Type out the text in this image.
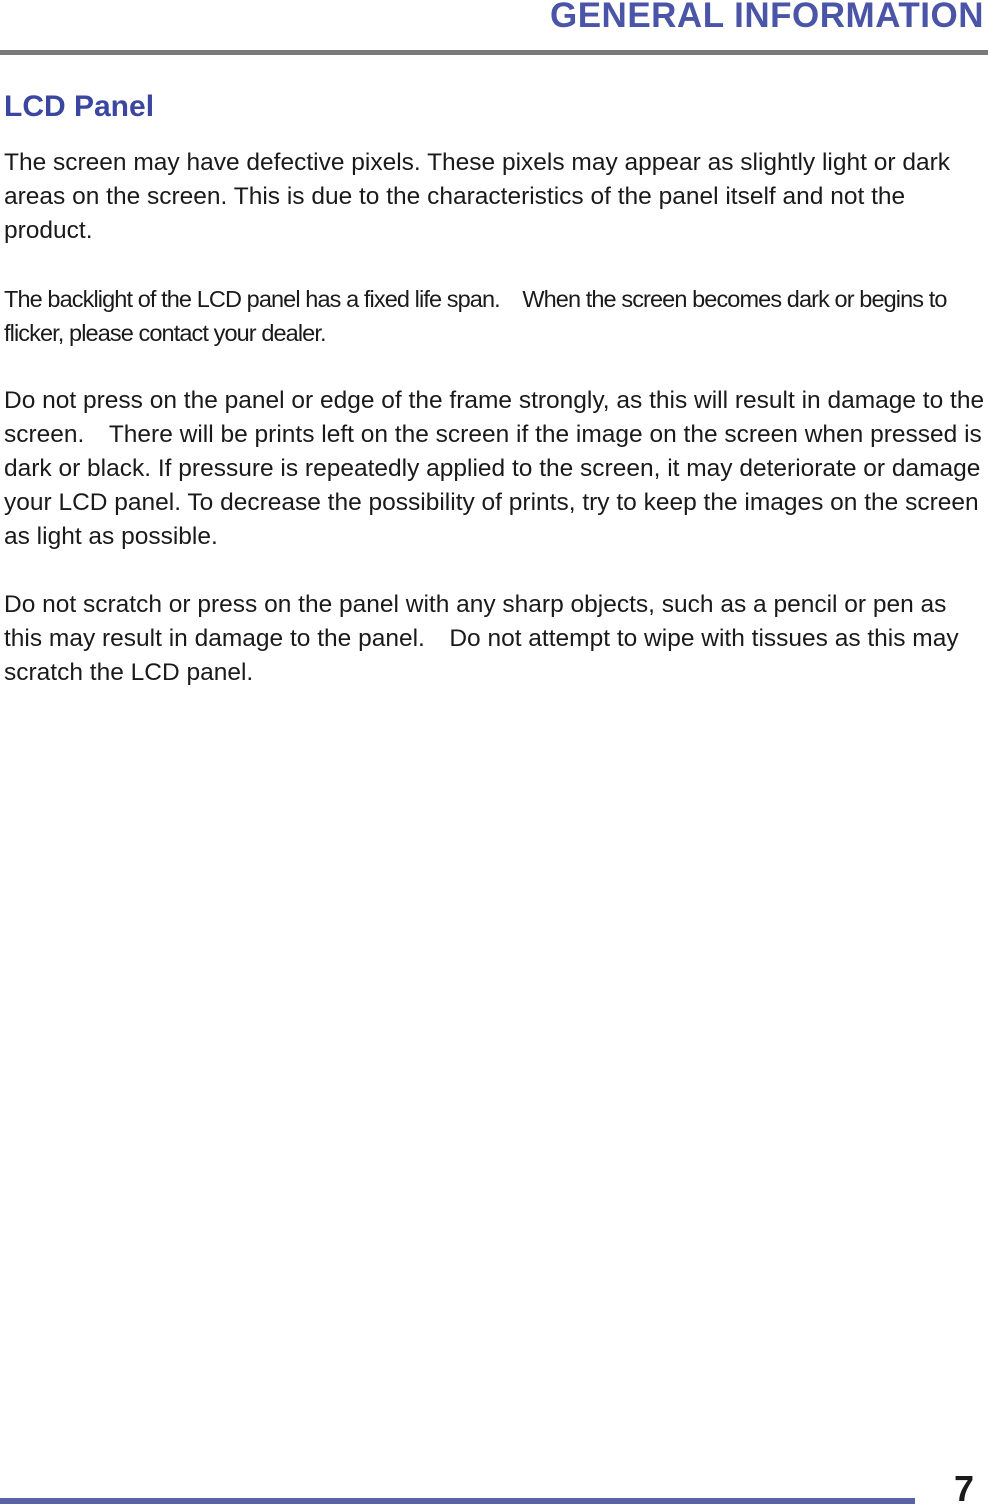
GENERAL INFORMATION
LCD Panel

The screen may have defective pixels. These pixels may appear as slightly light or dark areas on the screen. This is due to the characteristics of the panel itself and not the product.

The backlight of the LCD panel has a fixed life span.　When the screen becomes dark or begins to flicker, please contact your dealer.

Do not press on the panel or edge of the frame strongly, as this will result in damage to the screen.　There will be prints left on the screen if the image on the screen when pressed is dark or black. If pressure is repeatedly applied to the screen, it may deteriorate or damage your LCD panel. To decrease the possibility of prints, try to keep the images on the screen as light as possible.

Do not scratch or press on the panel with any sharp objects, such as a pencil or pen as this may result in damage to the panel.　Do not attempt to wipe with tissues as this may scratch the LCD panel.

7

### DIRECTION:
Reproduce all entries exactly. Pictures do not belong in the copy.

### RESULT FOR THIS TASK:
Type out the text in this image.
GENERAL INFORMATION
LCD Panel

The screen may have defective pixels. These pixels may appear as slightly light or dark areas on the screen. This is due to the characteristics of the panel itself and not the product.

The backlight of the LCD panel has a fixed life span.　When the screen becomes dark or begins to flicker, please contact your dealer.

Do not press on the panel or edge of the frame strongly, as this will result in damage to the screen.　There will be prints left on the screen if the image on the screen when pressed is dark or black. If pressure is repeatedly applied to the screen, it may deteriorate or damage your LCD panel. To decrease the possibility of prints, try to keep the images on the screen as light as possible.

Do not scratch or press on the panel with any sharp objects, such as a pencil or pen as this may result in damage to the panel.　Do not attempt to wipe with tissues as this may scratch the LCD panel.

7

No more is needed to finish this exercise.